* START Excerpt provided *

I won’t say I ever completely got used to the heat, but I will admit that other aspects of Aden started to win me over. I’d never lived near the ocean. Aden is a port city, and the ocean is all around, literally, as my home was located in Khormaksar, an isthmus that connected the original port to the rest of the city. I caught the bus with the sound of the ocean hitting the shore behind me. I could smell the sea from my apartment balcony.
My roommates and I often took the quick trip to Elephant Bay and the beaches there on Thursday or Friday afternoons (the Yemeni weekend). I loved sitting on a chaise longue under a beach umbrella, reading a book and watching the sun set over the bay. Even better was the coolness that arrived with the evening. It turned Aden from a heat stilted city to a pleasant place, and people would emerge from their homes to stroll the streets and enjoy the best part of the day. We would visit the “shark shack” for freshly fried fish and chips or the Chinese restaurant that served the best fried rice and egg rolls around (okay, the only egg rolls). Life began to fall into a pattern in Aden.

* END Excerpt provided *

*Exercise task 1*.
State whether each statement agrees with the passage about Aden, answering yes or no and quoting the words of the passage that decide it: (a) The narrator's home was in Khormaksar. (b) The trips to Elephant Bay were usually made on Sunday mornings. (c) The narrator had lived near the ocean before coming to Aden.
*Exercise task 2*.
Extend the passage about Aden from the point at which it stops.
The items play no part in any of this.

* START Record extracts *

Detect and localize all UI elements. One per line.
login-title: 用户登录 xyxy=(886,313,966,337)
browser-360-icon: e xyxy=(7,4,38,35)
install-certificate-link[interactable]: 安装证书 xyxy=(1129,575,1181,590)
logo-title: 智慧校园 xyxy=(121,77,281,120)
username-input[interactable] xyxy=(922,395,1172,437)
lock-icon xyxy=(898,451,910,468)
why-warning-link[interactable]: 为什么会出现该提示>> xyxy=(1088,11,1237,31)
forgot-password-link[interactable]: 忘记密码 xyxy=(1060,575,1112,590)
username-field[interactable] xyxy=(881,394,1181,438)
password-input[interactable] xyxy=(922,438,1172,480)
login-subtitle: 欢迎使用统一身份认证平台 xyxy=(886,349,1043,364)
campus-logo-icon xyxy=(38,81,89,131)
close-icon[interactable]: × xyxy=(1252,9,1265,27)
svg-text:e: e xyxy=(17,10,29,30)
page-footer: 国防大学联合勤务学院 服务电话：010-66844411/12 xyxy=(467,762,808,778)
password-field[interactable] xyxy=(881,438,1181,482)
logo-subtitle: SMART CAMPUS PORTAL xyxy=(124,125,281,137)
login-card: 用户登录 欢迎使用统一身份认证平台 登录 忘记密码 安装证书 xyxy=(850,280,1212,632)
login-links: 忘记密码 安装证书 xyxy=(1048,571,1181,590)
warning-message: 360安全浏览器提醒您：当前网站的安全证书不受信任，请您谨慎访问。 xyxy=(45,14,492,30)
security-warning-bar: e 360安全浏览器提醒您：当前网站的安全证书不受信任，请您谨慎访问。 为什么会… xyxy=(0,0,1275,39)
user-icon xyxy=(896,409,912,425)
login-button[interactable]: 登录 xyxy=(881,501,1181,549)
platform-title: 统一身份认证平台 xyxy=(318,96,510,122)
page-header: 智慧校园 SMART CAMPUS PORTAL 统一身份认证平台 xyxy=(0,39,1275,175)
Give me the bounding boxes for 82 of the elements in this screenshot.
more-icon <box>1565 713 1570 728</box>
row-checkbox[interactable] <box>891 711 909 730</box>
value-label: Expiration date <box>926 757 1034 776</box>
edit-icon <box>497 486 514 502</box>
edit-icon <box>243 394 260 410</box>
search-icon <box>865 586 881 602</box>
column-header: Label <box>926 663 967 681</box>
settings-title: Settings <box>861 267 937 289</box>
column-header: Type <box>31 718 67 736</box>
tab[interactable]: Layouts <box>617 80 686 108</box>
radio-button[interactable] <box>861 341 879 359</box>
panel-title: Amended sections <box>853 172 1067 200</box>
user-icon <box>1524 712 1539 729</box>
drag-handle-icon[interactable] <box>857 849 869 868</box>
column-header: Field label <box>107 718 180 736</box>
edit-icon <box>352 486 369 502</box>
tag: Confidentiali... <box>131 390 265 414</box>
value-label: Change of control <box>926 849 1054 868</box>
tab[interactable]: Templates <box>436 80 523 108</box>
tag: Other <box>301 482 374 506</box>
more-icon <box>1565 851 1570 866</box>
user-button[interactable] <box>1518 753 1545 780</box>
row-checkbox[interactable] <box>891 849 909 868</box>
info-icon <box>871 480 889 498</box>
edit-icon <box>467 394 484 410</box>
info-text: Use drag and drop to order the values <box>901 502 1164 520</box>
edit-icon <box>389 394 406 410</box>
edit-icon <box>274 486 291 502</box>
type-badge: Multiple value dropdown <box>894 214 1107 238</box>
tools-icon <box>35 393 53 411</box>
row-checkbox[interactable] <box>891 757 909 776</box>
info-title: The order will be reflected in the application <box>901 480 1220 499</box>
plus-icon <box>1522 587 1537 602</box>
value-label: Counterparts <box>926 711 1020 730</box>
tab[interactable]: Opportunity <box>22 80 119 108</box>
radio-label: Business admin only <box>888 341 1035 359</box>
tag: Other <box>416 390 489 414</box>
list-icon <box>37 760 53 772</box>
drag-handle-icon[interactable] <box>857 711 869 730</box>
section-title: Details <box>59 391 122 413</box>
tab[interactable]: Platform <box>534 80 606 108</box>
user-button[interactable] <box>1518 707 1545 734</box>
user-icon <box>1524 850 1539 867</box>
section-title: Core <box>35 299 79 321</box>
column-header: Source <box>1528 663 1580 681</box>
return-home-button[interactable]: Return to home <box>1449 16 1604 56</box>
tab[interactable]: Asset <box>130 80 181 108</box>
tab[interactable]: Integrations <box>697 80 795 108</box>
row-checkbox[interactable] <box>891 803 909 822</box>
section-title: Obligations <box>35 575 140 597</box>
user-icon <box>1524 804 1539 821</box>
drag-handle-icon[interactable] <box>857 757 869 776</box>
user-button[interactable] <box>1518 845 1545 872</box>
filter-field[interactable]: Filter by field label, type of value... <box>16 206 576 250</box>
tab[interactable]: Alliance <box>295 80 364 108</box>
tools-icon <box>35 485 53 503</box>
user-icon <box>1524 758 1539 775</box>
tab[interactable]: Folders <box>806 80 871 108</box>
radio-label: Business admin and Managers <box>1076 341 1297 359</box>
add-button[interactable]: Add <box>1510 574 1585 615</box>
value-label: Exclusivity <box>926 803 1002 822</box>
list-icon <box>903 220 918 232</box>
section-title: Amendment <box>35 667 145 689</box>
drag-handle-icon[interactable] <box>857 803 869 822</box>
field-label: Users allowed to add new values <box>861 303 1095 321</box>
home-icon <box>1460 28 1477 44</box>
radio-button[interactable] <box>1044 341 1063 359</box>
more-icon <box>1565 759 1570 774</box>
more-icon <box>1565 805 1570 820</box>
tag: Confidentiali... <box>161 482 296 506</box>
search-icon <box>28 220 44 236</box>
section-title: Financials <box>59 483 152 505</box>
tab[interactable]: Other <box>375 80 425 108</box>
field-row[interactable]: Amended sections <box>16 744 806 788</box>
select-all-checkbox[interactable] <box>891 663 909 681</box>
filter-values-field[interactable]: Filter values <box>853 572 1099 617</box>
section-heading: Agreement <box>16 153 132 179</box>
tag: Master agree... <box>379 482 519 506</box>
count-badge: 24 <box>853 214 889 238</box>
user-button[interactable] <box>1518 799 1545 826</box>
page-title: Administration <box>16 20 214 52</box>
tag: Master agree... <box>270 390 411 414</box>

* END Record extracts *

*Expected output 1*.
(a) Yes: "my home was located in Khormaksar"
(b) No: "on Thursday or Friday afternoons (the Yemeni weekend)"
(c) No: "I’d never lived near the ocean."

*Expected output 2*.
One night, I got off the bus after teaching all afternoon and made the short walk home. It was around 8:30 in the evening and the streets were full as people did their shopping and visiting in the cool of the evening. I bid goodbye to a fellow teacher and headed through the gate into my apartment building. The breeze felt good and I hummed as I stuck my key in the lock, glad to be finished teaching and ready to relax. As I turned the key, I thought, “It’s good to be home.”
I froze as the full implication of that thought hit me. Home. This hot, sticky, volcanic rock induced city had somehow become home. I remembered Marsha’s words. “There’s just something about this place…”
Aden had won me over.
I finished turning that key and stepped inside with a smile.